» Selected text:

-=-=-=-=-

In this way, the balance between humankind and nature was maintained and respected. These practices are still observed today by many Maori in their local communities.
New Organisms and Environmental Impacts
New organisms introduced by Maori in pre-European days were limited to the kiore (rat), the kuri (dog) the kumara and the gourd. Of these only the rat had an impact on the environment but as it was predominantly vegetarian, its impact on the native fauna was minimal. It was also a source of food for the early Maori.
Early Maori did have an impact on the environment and the native flora and fauna. But that impact was minimal compared to the post-colonisation environmental impacts. Lessons were learnt from those early times and hence the practices of rahui being imposed on areas where resources were becoming depleted. There are lessons that New Zealand can still learn from Maori in this regard if they have a mind too. Environmental protection and sustainable management didn't start with the Green Movement and the establishment of the Department of Conservation and Ministry for the Environment. Maori have been doing it for hundreds of years.

The range of hazardous substances and new organisms in New Zealand today is prolific. When I did a secondment at the Ministry for the Environment in 1991, there was some 7-8,000 contaminated sites identified in New Zealand. I understand that the figure may now be as high as 25-30,00#. Those sites are leaching chemicals and other impurities into our environment. Maori have been at the forefront of opposition to polluting the environment and trying to remedy the adverse effects of industrial pollution. For example, one of the first Waitangi Tribunal claims heard in the early 1980's was brought by Te Atiawa to prevent the despoliation of their fishing reefs around the Taranaki Coast from the outfall of the local freezing works (Motunui Claim). Similarly, the tribes of the Whanganui river have for the past 150 years fought to preserve the spiritual integrity of the river.
In presenting evidence at the Waitangi Tribunal on behalf of the Whanganui tribes, Hikaia Amohia had this to say about the damage that pollution was causing to the river:
"My people personified the River as an entity allied to our ancestor, Maru Waranui, with the spirit or taniwha of the River, a personification of the spirit of the River. Those who cast pollution on to the spirit of the River are casting it on to the spirit of my people.'-

The Whanganui River Maori Trust Board spent 84 days in the Planning Tribunal and the High Court objecting to Electricorp's lowering of the Whanganui River for hydro development. Tribes from the tip of the North Island to the bottom of the South and out to Rekohu on the Chathams, have for the past 150 years voiced their concerns about ongoing environmental degradation.

-=-=-=-=-

» Entries provided:

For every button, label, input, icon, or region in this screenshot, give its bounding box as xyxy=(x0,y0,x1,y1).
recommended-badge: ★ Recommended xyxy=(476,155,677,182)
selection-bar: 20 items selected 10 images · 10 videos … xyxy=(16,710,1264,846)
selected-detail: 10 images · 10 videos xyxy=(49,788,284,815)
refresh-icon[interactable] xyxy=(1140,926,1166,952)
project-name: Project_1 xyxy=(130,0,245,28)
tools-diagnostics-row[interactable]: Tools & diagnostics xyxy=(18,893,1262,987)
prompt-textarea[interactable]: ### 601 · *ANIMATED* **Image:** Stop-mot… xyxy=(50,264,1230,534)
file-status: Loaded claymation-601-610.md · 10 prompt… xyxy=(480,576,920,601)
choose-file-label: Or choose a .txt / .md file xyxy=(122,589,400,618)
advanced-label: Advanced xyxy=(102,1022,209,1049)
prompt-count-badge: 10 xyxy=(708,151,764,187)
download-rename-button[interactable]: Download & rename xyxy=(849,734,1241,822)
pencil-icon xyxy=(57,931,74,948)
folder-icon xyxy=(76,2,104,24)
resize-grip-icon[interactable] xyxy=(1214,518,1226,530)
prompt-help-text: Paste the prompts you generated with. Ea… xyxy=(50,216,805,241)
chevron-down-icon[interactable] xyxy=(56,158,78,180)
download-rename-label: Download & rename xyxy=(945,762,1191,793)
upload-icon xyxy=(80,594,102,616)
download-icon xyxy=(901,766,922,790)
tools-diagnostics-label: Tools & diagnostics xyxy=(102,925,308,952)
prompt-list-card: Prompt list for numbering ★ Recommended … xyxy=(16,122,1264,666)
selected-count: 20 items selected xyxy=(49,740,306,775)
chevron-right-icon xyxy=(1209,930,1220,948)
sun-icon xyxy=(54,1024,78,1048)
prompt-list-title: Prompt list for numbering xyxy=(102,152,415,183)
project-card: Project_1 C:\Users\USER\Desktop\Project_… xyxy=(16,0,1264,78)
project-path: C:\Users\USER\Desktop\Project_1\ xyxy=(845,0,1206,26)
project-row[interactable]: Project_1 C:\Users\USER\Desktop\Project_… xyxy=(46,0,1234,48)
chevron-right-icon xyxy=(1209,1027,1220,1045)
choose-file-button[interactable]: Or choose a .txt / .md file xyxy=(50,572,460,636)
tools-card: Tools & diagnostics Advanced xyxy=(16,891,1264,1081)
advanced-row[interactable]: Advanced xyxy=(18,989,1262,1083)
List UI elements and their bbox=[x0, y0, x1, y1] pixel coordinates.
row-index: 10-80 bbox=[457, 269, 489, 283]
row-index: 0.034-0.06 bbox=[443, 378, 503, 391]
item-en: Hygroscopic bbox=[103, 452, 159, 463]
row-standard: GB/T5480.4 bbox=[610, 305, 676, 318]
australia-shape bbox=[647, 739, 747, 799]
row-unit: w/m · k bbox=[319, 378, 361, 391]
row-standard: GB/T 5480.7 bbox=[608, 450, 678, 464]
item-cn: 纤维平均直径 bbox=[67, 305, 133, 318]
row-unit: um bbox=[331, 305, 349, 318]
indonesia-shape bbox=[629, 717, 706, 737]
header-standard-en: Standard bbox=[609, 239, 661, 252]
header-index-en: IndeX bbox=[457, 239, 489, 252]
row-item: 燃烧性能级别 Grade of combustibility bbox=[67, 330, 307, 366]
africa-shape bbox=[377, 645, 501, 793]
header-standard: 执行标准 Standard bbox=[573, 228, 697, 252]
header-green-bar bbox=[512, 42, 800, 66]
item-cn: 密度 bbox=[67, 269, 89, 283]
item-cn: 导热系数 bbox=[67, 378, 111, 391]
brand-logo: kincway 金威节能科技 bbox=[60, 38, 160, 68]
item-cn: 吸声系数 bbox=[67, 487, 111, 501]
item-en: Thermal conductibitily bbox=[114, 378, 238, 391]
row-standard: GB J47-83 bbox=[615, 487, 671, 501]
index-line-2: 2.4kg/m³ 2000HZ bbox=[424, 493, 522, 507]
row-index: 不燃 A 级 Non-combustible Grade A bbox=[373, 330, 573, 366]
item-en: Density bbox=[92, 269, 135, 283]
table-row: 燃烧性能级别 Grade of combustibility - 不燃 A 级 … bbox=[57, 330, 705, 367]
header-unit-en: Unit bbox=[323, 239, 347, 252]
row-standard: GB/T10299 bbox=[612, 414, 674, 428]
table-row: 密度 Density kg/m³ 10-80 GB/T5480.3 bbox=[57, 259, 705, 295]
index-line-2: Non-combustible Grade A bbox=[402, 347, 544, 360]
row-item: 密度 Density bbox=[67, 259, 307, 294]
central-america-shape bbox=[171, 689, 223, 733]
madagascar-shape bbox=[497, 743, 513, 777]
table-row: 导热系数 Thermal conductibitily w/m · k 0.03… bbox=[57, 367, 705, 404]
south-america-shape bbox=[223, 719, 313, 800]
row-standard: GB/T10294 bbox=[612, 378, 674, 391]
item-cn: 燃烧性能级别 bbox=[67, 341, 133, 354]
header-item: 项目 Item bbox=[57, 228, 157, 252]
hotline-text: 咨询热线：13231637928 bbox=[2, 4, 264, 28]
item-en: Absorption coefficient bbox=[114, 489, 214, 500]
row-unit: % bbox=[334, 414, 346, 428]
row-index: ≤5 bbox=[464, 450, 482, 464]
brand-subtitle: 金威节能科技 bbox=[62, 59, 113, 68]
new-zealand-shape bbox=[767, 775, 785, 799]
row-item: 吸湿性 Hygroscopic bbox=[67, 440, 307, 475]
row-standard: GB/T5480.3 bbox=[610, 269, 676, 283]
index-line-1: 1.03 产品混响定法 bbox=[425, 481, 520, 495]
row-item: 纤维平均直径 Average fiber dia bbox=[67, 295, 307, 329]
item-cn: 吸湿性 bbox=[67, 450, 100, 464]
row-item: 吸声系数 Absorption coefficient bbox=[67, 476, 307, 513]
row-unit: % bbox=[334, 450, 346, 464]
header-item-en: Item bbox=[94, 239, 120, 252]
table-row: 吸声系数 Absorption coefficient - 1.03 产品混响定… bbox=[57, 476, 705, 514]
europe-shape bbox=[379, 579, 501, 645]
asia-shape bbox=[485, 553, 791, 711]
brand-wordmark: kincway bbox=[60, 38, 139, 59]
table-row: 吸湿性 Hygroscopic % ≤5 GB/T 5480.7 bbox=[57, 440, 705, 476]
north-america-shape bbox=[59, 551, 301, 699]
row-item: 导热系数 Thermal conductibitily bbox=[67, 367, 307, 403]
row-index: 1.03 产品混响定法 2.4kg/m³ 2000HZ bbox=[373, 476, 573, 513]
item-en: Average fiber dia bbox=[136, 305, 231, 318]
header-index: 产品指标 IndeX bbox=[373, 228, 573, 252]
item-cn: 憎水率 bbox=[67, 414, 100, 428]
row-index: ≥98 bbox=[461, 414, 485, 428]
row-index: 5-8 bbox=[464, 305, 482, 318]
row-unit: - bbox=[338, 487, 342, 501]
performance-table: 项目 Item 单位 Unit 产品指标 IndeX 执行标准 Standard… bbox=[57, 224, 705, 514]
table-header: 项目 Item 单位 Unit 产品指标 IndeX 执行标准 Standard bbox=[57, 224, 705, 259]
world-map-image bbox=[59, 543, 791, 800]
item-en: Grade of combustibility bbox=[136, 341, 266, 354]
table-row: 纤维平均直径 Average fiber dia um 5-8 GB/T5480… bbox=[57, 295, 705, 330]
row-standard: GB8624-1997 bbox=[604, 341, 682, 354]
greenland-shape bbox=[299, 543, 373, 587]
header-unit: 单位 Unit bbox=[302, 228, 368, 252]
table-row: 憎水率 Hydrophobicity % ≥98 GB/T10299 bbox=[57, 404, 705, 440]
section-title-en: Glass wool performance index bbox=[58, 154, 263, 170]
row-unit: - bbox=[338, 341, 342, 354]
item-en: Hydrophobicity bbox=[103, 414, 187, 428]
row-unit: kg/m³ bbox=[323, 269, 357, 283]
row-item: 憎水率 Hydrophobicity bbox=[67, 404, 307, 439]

-=-=-=-=-

» Prompt:
Carry on the passage about Maori and environmental protection, starting after its last sentence.

» Solved problem:
It is a sad fact that there is not enough attention given by the media to efforts made by Maori to protect New Zealand's natural heritage. It is obvious from the hundreds of witnesses who have appeared before the Tribunal in various claims, of their deep and abiding concern for the protection and care of Papatuanuku and her children. It is galling to me that the media seem to have a fixation portraying the Treaty claims process in a negative light.
The Treaty claims process need not be feared. As the former Prime Minister the Right Hon. Jim Bolger recently observed: "its ignorance of the Treaty of Waitangi which breeds fear". I quite agree with that sentiment.
The claimants assert that there is a particular Maori world view associated with the natural environment and their association with it which has been actively suppressed or simply ignored by the legal and political systems in this country for the past 150 years. There is evidence over the past decade that these concerns are beginning to be addressed but in an ad hoc way. Section 6(d) and 8 of the HSNO Act, provisions in the Resource Management Act ("RMA") and conservation legislation are some examples.
Unfortunately, from a Maori perspective, much of these legislative provisions are mere tokenism. For example requirements to "take into account", "have regard too" will often (and usually) mean that Maori concerns are relegated to the bottom of the heap of factors that statutory bodies are required to consider when assessing proposals or applications. That has certainly been the experience of Maori under the Resource Management Act. Even where strong wording such as "give effect to the principles of the Treaty" are used (for example s.4 Conservation Act), Maori still face an uphill battle in trying to have their voice heard and take notice of. Inevitably, litigation is the only fall back position that Maori have if statutory bodies and local authorities are going to take them seriously. That places a huge burden on Maori who lack the financial resources to fight the big companies and the system.
Difficulties also arise when those statutory authorities lack the depth of understanding of what is being put before them by Maori people. It is not sufficient that statutory decision making bodies merely have policy advisers, they need to have sitting alongside them people with this level of understanding and expertise of what Maori people are talking about.

What the Wai 262 Claim is About

The Wai 262 claim is about the imposition of a western set of values in place of Maori values. The Treaty promised something quite different. It promised a partnership. It promised a mutual respect, obligations and responsibilities between Pakeha and Maori. It has not delivered on that promise.

The claim raises issues of protection, control, management and ownership of indigenous flora and fauna and associated taonga such as Maori designs and symbols and customary practices. The claim is concemed to ensure Maori control over the utilisation and access to their traditional knowledge associated with these taonga.
The claim also expresses concerns over genetic manipulation and modification of plants, animals and indeed humans. I discuss this a bit later.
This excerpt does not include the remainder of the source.